PROMPT.
Copy all lines of the listing that include the string "udariti".

##############################

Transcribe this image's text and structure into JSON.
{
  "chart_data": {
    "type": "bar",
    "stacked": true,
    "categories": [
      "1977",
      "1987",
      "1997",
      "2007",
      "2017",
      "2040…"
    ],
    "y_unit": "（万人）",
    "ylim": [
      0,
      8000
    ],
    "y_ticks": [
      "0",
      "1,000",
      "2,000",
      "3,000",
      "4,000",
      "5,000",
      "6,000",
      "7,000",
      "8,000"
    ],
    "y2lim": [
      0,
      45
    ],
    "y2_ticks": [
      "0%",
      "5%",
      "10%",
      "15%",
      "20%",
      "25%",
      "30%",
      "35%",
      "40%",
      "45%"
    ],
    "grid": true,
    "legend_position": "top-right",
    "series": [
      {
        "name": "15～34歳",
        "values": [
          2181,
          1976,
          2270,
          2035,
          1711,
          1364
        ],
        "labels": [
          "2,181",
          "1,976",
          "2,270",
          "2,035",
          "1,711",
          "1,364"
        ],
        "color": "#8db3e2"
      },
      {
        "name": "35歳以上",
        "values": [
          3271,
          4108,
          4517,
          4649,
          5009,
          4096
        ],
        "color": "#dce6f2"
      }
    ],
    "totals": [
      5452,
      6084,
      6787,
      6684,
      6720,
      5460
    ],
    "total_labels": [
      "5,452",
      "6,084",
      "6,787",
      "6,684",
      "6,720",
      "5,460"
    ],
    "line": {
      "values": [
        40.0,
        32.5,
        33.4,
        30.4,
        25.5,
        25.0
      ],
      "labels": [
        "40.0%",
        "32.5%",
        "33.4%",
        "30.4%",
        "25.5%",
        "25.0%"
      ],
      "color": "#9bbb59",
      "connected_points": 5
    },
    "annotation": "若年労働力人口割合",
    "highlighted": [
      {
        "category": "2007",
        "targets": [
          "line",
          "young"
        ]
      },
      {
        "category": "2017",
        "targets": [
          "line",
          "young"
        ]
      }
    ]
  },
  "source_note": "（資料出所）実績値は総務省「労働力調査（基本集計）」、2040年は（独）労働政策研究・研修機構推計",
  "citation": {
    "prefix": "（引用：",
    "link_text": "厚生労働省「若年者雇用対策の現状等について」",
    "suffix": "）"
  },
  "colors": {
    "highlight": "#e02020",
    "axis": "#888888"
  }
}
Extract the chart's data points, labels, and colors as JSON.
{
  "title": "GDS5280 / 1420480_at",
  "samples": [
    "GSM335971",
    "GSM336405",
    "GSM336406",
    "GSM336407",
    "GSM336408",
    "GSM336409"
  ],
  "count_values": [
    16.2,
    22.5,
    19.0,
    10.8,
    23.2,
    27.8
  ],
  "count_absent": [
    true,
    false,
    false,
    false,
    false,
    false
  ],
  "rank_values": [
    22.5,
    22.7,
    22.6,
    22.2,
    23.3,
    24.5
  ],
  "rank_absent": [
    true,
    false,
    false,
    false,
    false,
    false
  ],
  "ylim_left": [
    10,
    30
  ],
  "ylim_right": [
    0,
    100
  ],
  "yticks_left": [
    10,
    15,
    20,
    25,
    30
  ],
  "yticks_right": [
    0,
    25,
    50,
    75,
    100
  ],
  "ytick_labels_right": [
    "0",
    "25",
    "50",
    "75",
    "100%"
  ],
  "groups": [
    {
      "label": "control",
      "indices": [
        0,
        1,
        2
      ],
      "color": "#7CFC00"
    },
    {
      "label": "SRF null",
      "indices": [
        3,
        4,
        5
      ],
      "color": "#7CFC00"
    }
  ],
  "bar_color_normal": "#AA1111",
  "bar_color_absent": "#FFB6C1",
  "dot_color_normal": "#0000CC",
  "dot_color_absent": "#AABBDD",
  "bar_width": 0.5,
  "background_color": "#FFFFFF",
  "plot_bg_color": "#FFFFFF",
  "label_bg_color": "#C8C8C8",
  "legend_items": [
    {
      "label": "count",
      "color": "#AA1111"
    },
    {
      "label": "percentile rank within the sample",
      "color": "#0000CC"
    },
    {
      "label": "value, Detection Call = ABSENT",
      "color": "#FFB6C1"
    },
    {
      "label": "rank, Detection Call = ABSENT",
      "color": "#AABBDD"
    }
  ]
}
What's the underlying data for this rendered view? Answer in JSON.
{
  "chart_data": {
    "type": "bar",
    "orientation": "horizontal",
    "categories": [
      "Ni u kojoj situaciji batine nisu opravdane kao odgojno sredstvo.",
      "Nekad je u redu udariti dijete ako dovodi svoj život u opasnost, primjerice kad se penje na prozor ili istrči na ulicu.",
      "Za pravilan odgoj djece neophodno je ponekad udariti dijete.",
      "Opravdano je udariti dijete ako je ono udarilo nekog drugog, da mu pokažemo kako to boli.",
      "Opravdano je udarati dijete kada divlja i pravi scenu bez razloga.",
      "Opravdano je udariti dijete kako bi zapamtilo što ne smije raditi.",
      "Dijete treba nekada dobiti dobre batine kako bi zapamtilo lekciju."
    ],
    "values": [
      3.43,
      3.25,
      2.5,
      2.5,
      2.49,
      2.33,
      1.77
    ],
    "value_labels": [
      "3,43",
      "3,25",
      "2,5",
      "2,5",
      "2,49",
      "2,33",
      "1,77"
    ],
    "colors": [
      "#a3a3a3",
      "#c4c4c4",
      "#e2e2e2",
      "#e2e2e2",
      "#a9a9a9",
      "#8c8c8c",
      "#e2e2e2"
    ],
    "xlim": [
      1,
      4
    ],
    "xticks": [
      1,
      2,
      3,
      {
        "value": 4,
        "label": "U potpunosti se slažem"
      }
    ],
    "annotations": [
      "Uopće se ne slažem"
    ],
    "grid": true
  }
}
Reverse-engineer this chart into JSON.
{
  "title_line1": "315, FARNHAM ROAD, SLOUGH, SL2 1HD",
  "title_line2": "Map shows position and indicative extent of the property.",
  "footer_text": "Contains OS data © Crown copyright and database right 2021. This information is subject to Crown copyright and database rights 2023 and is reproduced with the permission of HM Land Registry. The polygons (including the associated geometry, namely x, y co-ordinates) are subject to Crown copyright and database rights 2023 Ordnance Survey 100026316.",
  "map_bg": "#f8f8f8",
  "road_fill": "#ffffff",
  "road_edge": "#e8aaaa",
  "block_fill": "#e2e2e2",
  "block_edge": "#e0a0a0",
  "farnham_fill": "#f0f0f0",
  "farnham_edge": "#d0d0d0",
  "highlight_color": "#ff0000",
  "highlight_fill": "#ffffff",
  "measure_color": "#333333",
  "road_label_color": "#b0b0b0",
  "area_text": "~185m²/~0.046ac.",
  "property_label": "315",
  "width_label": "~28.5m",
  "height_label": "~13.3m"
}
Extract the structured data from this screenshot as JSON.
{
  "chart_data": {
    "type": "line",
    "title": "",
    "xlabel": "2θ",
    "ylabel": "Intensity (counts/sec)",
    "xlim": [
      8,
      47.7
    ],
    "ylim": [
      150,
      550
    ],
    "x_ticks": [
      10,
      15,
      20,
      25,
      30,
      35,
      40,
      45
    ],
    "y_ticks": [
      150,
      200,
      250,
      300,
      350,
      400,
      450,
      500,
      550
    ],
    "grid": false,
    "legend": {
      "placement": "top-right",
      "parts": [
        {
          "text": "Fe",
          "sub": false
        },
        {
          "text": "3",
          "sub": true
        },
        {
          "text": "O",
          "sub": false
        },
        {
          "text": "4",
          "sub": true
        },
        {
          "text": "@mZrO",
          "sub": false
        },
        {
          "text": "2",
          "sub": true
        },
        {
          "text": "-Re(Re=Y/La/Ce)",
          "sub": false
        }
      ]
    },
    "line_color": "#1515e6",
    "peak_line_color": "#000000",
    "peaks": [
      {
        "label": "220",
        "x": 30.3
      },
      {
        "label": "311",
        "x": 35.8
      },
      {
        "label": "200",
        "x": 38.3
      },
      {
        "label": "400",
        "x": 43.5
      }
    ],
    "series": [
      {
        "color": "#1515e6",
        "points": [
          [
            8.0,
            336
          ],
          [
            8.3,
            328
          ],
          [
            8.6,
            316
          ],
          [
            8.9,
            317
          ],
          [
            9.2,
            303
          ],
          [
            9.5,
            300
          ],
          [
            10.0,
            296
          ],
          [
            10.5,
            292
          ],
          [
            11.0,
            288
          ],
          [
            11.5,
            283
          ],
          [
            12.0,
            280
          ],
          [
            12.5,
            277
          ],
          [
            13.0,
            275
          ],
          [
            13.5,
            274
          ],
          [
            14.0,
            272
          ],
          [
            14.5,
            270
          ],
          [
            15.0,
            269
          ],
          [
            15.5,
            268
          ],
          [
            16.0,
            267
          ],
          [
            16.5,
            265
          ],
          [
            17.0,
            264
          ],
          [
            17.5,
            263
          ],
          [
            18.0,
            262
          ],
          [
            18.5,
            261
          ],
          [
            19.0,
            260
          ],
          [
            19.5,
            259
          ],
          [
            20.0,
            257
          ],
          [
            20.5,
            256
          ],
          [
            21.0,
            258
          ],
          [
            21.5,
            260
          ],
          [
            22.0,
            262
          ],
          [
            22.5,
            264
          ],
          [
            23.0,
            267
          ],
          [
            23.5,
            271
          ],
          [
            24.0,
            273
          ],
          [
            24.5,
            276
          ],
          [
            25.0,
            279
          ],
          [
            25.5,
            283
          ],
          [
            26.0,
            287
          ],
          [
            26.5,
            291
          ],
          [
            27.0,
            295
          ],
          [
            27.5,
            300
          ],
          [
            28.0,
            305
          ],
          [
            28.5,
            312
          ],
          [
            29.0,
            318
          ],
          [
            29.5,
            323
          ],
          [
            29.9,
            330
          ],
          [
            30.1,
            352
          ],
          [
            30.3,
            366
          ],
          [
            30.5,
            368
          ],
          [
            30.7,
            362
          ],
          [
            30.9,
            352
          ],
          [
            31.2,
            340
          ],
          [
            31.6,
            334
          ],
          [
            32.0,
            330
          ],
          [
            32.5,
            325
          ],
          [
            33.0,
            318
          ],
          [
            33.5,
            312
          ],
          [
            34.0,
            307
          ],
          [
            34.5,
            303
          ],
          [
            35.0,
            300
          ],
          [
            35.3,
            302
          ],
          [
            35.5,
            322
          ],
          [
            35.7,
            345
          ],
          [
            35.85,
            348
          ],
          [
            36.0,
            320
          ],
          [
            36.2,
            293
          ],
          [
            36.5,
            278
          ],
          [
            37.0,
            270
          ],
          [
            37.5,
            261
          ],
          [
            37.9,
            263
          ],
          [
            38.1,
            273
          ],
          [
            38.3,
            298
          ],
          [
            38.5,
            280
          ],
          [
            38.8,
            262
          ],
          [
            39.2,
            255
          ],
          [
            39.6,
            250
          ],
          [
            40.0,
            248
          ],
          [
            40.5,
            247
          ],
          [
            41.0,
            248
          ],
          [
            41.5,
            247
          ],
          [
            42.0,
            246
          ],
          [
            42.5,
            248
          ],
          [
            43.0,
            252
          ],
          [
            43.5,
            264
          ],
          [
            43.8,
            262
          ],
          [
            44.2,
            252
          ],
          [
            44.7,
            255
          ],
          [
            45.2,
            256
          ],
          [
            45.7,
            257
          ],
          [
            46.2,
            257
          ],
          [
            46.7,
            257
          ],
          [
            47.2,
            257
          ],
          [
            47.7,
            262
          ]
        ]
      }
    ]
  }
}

##############################

WRITTEN REPLY.
      "Nekad je u redu udariti dijete ako dovodi svoj život u opasnost, primjerice kad se penje na prozor ili istrči na ulicu.",
      "Za pravilan odgoj djece neophodno je ponekad udariti dijete.",
      "Opravdano je udariti dijete ako je ono udarilo nekog drugog, da mu pokažemo kako to boli.",
      "Opravdano je udariti dijete kako bi zapamtilo što ne smije raditi.",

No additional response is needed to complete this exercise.